◆ **WHAT TO DO**
Your task is to copy each line that has the word "true".

◆ **GIVEN RECORDS**
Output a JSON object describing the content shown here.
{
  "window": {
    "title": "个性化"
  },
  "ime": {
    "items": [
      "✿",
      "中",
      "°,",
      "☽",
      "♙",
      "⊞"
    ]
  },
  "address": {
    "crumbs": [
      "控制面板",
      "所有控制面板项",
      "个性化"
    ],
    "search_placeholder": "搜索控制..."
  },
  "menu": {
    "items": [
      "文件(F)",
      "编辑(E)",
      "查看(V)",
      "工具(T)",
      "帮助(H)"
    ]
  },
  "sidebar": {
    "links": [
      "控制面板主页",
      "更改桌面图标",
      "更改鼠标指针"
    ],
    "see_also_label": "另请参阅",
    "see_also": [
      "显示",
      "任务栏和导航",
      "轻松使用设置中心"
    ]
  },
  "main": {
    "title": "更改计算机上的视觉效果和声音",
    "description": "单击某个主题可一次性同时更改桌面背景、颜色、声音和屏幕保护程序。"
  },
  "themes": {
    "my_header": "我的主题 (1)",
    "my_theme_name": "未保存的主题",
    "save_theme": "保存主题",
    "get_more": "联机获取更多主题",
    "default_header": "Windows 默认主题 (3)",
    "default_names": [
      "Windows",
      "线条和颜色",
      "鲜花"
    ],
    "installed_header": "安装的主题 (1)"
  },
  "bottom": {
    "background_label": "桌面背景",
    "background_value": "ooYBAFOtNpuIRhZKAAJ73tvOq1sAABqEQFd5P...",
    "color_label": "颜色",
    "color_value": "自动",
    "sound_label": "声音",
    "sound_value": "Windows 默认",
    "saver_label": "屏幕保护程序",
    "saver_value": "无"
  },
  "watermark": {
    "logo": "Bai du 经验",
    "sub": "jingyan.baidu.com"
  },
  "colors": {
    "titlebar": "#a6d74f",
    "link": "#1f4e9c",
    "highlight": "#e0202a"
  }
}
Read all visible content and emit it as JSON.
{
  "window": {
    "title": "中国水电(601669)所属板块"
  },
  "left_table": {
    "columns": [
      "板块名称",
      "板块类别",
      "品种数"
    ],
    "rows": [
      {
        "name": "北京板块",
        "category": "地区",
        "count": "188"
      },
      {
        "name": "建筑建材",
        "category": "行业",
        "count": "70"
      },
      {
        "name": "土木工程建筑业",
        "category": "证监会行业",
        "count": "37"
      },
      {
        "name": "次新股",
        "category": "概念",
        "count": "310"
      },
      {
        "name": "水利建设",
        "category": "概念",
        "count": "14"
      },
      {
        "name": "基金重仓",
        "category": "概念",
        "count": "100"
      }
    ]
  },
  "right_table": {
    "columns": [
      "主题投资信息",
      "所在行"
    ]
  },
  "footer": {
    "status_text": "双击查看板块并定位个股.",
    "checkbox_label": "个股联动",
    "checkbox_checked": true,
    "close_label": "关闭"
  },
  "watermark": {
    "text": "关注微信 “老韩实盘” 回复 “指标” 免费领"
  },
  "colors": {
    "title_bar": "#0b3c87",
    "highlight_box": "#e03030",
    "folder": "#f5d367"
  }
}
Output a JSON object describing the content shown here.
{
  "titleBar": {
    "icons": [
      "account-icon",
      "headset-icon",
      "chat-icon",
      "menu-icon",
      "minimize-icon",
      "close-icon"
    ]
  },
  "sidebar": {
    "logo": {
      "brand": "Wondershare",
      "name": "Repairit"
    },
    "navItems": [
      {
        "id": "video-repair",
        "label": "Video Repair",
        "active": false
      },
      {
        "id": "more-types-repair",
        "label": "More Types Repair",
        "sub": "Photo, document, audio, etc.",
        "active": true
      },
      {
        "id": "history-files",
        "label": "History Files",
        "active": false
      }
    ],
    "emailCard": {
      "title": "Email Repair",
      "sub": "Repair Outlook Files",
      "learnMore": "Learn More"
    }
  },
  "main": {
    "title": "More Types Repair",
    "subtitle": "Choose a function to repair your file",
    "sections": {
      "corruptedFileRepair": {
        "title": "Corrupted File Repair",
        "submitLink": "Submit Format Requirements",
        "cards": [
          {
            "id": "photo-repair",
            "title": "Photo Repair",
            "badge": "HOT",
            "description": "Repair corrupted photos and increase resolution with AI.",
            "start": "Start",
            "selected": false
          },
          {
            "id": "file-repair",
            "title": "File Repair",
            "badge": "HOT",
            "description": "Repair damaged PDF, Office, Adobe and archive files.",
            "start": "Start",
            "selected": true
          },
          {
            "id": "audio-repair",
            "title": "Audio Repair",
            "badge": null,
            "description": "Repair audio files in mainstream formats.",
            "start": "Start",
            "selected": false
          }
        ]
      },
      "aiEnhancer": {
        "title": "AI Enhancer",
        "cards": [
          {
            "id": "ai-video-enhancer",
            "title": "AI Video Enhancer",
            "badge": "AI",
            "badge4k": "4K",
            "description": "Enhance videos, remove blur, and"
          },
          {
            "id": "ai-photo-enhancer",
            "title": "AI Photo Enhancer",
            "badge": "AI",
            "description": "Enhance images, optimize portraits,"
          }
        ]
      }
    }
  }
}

◆ **RESULT BELOW**
    "checkbox_checked": true,
        "active": true
            "selected": true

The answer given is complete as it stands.